◆ Given exercise
Return each line containing the string "Penticton".

· · · · · · ·

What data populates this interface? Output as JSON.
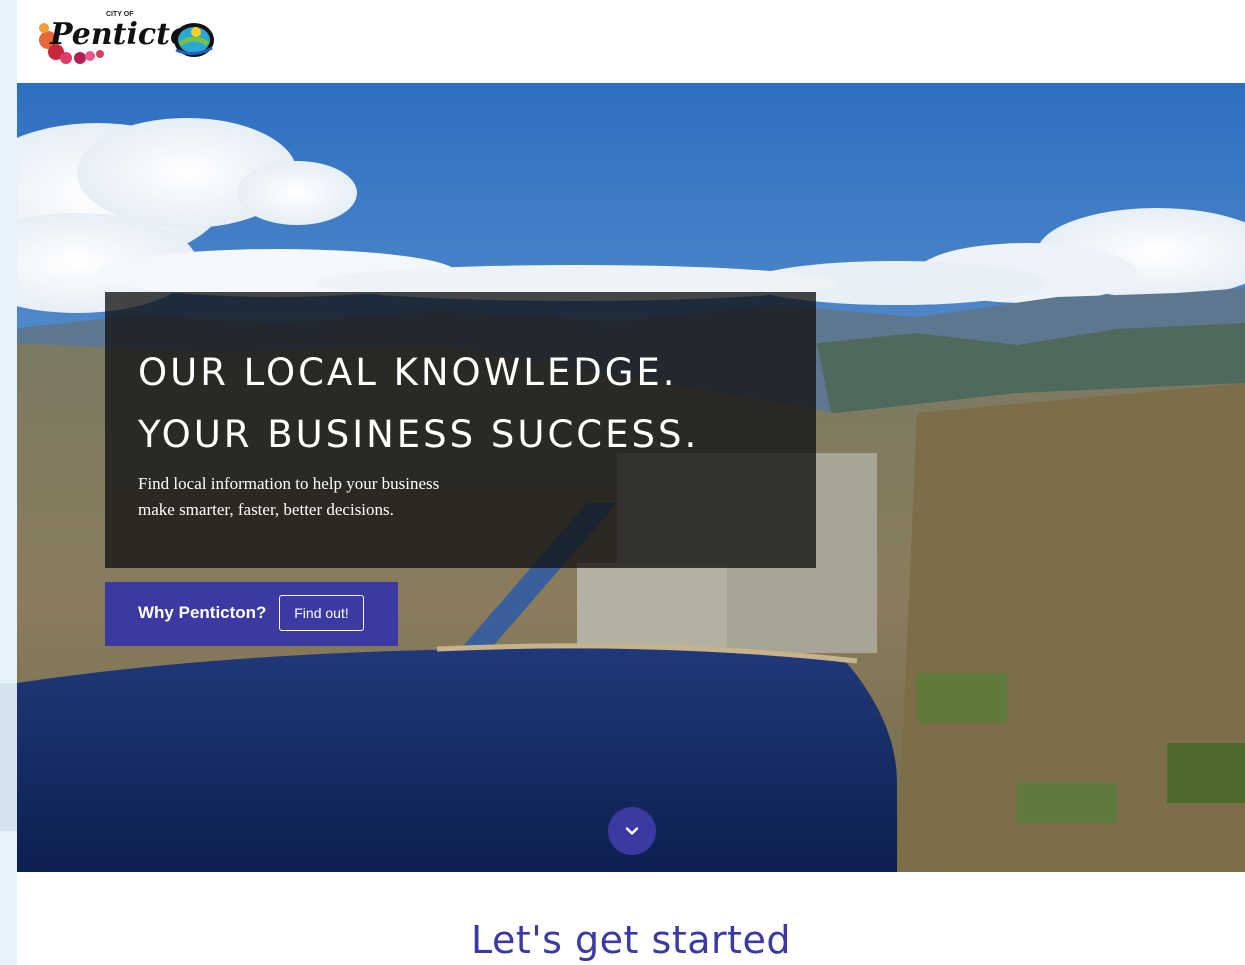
{
  "header": {
    "logo": {
      "small_text": "CITY OF",
      "wordmark": "Penticton"
    }
  },
  "hero": {
    "headline_line1": "OUR LOCAL KNOWLEDGE.",
    "headline_line2": "YOUR BUSINESS SUCCESS.",
    "subtext_line1": "Find local information to help your business",
    "subtext_line2": "make smarter, faster, better decisions.",
    "cta_label": "Why Penticton?",
    "cta_button": "Find out!",
    "scroll_icon": "chevron-down-icon"
  },
  "section": {
    "title": "Let's get started"
  },
  "colors": {
    "brand": "#3b3aa3",
    "overlay": "#121212",
    "edge_strip": "#e6f2fa"
  }
}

· · · · · · ·

◆ Complete output
      "wordmark": "Penticton"
    "cta_label": "Why Penticton?",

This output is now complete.